*Passage*.

>> Start

Mods feel free to move this if I posted in the wrong forum.

I've been looking around the internet and stumbled upon Stevenson Preservation Lines. The sell some kits based on old Lobaugh kits. I found one based on a Southern Pacific Mikado I'm interested in: http://stevensonpreservationli...0&products_id=64

Now I know 3rd Rail produced a model of this locomotive several years ago and the cost to buy one is similar if not cheaper than the unassembled kit. I'm interested in the challenge of building the kit. I'd like to build the locomotive, paint it, and install PS3. Before I contemplate blowing $850 on a kit what skill sets do I need to possess to assemble something like this? What tools are required? I have a soldering iron and am decent with it and electronic repairs. Most of my mechanical experience comes from working on cars (I've done heavy engine repair and suspension work). As far as kits go I've built many plastic kits, but that's nothing like a brass steam locomotive. Plus there is the issue of converting the locomotive to 3 rail operation on tubular track. So thoughts? Am I crazy for contemplating building something like this?

Santa Fe, All the Way

Original Post

 

Lou, there’s so many avenues to explore to 3 rail something like that model......it’s a Mikado, so you might find a 3 rail chassis from one of the big dogs and try to mod that chassis to fit that brass boiler....another option is measuring driver diameter, axle diameter and all the other pertinent measurements and see if you can adapt 3 rail drivers to that chassis....then another option still is to have tires machined to those drivers already on the model....there’s more than one way to skin a cat....of course, using a lionel, or even an MTH chassis, you may surrender ALOT of the fine detail that chassis has to offer, but it’s to your tastes......me myself, I’m dyin to do a 2 rail brass to 3 rail, and I have a KTM Hudson I’m getting ready to sink my teeth into, but I want to approach it cost efficient......it’s not going to be easy by any stretch, but the rewards will be cool in the end.....hope that helps!......

>> End

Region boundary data
>> Start

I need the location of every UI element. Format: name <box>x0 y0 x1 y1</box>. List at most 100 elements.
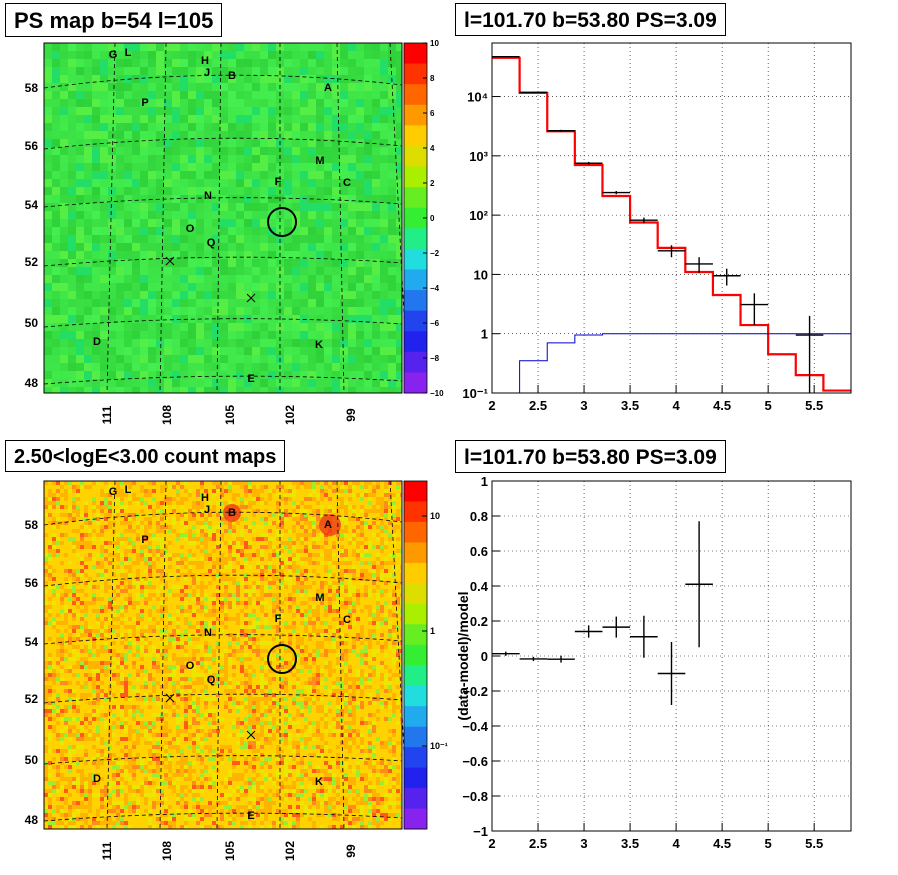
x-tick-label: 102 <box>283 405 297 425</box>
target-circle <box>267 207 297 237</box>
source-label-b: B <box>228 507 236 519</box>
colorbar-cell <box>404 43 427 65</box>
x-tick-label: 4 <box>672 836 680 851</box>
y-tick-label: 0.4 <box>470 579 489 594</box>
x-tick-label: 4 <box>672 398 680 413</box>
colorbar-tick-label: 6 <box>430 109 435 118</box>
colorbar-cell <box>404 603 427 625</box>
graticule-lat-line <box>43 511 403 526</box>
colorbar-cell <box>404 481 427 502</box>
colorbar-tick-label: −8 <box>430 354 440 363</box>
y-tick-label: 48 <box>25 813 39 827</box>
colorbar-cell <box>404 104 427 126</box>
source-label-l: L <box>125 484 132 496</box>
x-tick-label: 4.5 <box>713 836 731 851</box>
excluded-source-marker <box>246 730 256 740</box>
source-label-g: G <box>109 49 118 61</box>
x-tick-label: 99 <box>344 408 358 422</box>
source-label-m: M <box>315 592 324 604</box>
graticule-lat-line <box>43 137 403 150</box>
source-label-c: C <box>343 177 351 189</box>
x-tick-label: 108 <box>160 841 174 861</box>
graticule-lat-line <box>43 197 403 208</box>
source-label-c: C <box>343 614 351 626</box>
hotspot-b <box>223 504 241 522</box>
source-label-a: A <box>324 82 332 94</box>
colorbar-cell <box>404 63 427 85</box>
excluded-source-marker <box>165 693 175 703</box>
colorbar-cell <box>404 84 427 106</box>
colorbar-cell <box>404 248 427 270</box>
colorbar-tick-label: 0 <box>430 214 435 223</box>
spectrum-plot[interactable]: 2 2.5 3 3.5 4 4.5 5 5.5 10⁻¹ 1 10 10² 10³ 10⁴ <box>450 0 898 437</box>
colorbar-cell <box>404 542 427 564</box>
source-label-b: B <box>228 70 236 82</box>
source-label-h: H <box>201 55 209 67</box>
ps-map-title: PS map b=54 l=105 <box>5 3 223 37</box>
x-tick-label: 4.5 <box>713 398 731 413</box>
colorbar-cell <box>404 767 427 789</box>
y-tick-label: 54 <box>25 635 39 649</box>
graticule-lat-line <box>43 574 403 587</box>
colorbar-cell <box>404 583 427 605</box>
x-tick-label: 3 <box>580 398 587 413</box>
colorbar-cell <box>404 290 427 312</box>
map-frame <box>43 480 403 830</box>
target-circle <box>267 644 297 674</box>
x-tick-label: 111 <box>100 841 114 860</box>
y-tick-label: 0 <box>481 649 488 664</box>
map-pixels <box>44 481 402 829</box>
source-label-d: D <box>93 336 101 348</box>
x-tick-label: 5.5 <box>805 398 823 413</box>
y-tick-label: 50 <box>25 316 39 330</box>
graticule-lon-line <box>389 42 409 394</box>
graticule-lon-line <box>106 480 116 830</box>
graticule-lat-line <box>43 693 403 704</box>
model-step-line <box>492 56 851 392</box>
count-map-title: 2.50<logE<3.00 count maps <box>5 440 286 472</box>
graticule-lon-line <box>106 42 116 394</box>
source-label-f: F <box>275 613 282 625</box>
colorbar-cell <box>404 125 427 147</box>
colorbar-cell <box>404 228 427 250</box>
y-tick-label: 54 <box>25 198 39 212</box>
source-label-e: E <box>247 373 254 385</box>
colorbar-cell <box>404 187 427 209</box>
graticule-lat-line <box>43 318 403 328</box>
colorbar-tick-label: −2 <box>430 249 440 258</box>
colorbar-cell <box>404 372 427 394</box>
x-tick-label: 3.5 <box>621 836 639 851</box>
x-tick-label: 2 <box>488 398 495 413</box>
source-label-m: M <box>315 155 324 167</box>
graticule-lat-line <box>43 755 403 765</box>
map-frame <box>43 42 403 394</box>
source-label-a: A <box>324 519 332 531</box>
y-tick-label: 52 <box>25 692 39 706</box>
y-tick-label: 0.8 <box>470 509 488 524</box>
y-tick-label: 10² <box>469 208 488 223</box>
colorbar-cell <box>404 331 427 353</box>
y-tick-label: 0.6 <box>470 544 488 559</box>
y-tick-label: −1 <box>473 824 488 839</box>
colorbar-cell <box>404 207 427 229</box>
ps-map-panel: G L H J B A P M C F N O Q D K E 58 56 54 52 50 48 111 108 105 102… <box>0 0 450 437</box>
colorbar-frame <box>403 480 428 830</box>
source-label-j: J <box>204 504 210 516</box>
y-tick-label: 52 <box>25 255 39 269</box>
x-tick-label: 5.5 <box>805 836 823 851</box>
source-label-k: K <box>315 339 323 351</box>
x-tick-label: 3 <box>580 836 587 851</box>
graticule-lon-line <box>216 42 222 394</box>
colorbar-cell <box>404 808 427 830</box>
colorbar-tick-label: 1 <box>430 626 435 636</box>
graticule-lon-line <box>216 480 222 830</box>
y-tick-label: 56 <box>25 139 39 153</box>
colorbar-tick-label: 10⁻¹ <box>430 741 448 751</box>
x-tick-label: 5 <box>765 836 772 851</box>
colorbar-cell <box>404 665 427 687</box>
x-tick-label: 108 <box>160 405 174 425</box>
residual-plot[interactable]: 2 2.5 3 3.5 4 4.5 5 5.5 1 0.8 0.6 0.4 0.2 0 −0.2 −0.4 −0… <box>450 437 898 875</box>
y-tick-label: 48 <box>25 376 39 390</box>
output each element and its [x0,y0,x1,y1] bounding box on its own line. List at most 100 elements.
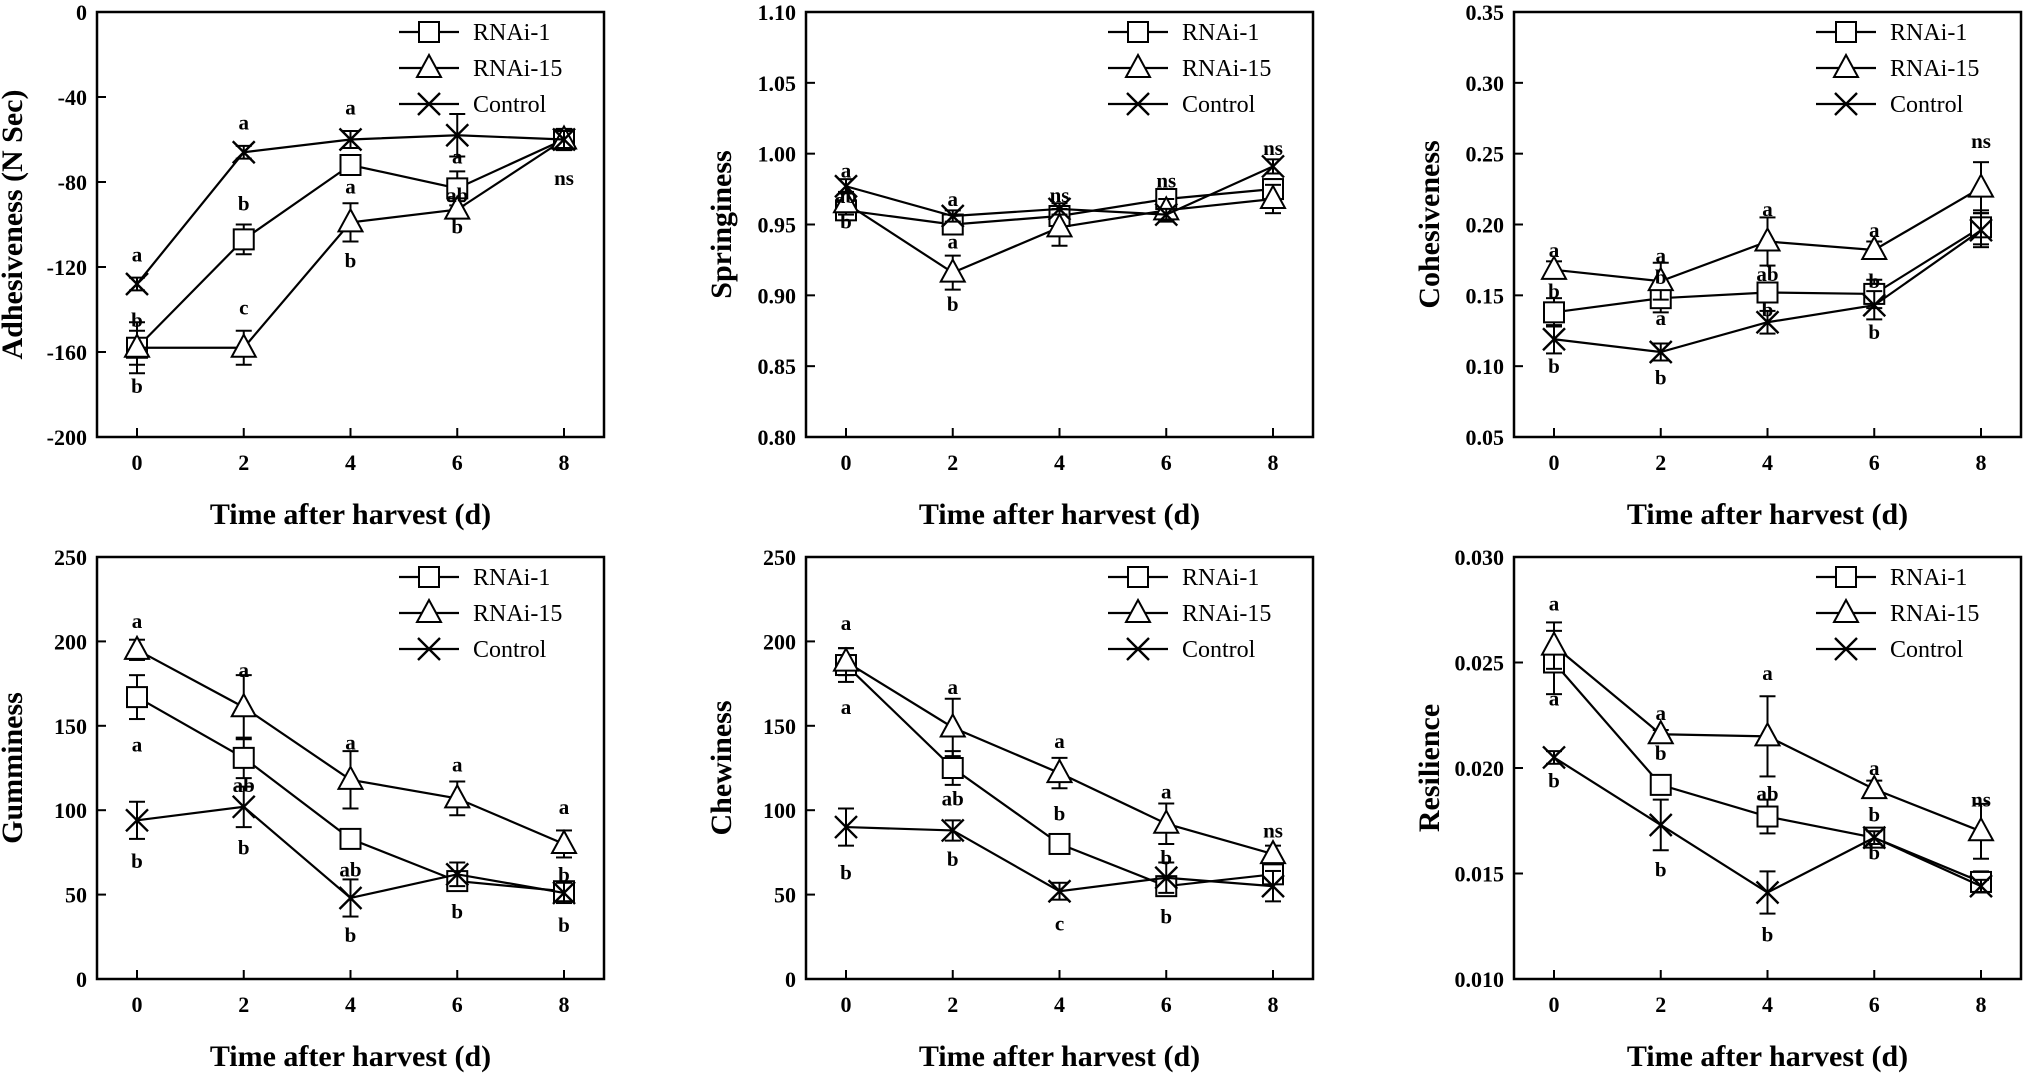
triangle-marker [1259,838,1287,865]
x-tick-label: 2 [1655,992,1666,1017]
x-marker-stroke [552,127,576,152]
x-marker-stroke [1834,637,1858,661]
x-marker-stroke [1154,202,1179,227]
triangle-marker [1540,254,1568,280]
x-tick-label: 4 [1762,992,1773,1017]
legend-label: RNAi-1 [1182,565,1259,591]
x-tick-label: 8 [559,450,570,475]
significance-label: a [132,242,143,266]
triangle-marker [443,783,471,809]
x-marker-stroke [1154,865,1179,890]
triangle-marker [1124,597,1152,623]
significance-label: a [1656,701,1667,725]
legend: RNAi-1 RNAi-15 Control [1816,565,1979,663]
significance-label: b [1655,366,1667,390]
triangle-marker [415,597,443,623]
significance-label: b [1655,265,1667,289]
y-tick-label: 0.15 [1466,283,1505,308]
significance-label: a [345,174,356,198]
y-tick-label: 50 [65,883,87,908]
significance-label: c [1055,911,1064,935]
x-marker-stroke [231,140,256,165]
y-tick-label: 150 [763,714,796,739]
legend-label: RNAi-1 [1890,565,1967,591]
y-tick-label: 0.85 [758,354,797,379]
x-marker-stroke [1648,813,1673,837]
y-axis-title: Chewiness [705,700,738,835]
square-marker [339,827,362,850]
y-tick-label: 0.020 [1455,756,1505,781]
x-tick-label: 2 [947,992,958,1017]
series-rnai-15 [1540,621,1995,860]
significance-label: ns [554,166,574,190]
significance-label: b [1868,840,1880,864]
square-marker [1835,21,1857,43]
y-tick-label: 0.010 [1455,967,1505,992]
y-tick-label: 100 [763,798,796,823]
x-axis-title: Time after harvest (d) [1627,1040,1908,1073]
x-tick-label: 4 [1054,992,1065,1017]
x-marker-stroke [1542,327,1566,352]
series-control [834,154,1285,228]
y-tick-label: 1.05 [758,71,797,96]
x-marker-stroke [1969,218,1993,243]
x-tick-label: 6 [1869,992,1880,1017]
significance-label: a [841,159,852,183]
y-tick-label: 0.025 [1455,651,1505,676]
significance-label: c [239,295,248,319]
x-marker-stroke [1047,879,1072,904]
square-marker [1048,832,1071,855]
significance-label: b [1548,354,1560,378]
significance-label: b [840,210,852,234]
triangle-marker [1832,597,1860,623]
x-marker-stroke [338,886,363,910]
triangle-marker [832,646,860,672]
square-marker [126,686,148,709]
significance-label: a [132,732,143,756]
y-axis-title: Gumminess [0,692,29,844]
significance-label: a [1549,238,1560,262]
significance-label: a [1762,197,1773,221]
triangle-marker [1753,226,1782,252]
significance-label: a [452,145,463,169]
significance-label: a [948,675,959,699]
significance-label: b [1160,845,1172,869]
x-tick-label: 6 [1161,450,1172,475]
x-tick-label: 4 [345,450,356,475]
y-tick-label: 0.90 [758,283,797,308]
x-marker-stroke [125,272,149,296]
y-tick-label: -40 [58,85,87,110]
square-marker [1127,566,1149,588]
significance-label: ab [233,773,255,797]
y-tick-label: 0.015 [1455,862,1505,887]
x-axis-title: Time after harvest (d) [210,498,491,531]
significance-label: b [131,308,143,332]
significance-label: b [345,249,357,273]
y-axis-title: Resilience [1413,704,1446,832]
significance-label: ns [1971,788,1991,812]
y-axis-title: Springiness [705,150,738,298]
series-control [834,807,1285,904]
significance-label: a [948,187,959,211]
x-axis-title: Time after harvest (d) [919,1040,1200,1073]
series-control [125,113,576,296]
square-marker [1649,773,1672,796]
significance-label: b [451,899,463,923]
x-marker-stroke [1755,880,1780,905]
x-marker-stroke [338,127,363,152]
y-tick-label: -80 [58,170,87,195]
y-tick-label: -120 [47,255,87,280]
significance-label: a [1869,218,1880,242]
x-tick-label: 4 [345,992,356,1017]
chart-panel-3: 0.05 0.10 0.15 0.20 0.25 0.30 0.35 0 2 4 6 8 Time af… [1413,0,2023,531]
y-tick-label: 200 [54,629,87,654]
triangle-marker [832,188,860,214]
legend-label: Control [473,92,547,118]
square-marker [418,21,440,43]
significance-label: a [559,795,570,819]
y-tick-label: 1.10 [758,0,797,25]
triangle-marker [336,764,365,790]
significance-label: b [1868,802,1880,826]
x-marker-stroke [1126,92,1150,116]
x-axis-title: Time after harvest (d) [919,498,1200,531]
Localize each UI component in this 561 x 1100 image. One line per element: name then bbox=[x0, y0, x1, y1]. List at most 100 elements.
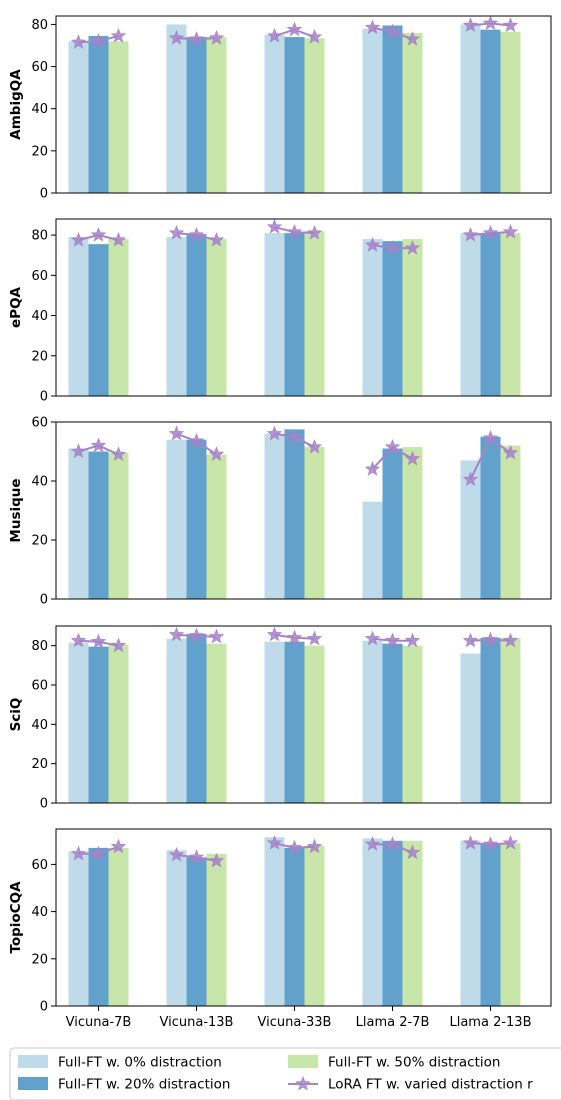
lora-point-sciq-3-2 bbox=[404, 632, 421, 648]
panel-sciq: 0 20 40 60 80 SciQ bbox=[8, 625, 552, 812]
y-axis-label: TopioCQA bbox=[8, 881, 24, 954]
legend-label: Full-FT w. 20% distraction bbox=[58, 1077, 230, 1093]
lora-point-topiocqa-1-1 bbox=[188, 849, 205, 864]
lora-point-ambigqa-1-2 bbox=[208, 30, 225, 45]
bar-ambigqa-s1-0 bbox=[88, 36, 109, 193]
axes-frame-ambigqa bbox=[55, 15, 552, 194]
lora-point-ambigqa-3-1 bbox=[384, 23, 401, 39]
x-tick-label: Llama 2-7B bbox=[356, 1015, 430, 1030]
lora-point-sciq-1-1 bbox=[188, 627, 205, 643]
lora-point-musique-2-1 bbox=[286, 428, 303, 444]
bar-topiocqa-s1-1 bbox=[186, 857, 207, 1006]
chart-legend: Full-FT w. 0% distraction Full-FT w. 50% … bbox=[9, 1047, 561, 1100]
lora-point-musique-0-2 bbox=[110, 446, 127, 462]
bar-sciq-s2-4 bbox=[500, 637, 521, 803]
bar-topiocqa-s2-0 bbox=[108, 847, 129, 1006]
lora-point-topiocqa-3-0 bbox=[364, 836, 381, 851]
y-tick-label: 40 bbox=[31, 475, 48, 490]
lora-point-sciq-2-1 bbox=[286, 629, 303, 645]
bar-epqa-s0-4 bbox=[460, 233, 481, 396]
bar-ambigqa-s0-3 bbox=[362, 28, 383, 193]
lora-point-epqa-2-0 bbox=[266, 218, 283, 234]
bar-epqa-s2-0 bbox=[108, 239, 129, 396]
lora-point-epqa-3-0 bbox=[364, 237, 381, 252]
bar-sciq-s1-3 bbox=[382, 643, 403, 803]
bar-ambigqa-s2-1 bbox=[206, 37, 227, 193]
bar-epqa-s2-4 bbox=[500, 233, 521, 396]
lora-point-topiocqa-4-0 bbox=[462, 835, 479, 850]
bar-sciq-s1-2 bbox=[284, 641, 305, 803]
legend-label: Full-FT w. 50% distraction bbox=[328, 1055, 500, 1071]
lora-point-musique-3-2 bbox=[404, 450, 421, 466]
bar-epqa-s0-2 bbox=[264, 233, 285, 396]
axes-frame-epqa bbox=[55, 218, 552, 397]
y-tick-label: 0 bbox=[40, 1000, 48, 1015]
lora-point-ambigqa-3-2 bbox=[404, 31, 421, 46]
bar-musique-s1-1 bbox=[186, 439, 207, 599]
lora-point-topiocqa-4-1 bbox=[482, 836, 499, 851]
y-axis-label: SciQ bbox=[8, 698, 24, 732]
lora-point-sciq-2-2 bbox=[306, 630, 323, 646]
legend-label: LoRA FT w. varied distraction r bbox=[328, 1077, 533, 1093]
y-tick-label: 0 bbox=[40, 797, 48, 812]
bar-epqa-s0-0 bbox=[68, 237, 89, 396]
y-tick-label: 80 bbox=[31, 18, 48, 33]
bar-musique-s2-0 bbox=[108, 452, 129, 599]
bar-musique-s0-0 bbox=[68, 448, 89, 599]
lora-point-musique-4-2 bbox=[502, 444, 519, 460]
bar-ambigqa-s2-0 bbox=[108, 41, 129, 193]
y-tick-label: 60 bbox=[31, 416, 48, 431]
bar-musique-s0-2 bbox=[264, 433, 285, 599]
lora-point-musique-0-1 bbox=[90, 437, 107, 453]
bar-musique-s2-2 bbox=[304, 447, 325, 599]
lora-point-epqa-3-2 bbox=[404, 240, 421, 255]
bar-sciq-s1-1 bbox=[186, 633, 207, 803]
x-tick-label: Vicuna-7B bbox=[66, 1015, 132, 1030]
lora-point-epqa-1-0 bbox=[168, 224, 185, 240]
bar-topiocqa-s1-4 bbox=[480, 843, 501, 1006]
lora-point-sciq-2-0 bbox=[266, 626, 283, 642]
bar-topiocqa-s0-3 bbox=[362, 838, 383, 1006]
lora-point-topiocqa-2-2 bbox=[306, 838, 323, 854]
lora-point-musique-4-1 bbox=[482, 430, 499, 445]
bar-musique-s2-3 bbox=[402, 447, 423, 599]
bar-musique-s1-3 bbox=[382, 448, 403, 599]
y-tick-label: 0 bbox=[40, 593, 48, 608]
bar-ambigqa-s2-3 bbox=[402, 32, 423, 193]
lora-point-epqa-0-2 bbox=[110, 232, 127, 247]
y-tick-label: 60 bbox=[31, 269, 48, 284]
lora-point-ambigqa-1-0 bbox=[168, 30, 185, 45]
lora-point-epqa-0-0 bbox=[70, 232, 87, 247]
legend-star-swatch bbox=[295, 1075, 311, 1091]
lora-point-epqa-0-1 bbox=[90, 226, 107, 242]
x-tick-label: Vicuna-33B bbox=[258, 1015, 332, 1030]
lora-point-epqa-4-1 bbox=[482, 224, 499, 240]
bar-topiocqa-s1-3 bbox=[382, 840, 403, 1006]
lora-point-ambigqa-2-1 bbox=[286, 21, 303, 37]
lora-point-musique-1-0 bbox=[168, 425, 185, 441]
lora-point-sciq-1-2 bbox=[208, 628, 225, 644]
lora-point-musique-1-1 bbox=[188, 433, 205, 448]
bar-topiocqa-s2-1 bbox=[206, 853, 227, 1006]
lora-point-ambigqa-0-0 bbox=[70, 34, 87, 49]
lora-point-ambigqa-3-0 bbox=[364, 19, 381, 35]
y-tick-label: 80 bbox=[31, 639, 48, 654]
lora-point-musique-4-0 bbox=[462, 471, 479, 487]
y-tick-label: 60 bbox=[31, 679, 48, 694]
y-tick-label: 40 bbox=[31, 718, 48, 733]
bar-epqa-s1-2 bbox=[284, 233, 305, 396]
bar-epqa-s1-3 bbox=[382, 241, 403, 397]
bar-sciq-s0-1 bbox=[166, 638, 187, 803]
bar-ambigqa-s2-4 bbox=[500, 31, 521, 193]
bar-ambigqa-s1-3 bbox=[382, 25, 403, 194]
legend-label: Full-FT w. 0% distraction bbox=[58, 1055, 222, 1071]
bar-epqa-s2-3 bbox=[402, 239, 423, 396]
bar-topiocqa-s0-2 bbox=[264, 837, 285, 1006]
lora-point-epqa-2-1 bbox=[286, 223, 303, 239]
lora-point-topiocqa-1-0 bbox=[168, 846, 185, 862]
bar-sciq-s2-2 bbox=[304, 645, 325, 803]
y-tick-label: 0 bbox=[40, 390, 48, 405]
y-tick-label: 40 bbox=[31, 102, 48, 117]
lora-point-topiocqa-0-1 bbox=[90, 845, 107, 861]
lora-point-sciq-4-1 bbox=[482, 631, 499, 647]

>> End

*Set of tasks*.
**a.** Answer these questions from the forum thread:
(i) How much money does the first poster say the kit would cost?
(ii) Which company produced a model of this locomotive several years ago?
(iii) What locomotive does the person replying say he is getting ready to work on?
**b.** Copy everything from "Now I know 3rd" down to "building something like this?" in the forum thread, substituting "soldering station" for "soldering iron".
The rows are not needed for anything here.

*Results*.
**a.**
(i) $850
(ii) 3rd Rail
(iii) A KTM Hudson

**b.**
Now I know 3rd Rail produced a model of this locomotive several years ago and the cost to buy one is similar if not cheaper than the unassembled kit. I'm interested in the challenge of building the kit. I'd like to build the locomotive, paint it, and install PS3. Before I contemplate blowing $850 on a kit what skill sets do I need to possess to assemble something like this? What tools are required? I have a soldering station and am decent with it and electronic repairs. Most of my mechanical experience comes from working on cars (I've done heavy engine repair and suspension work). As far as kits go I've built many plastic kits, but that's nothing like a brass steam locomotive. Plus there is the issue of converting the locomotive to 3 rail operation on tubular track. So thoughts? Am I crazy for contemplating building something like this?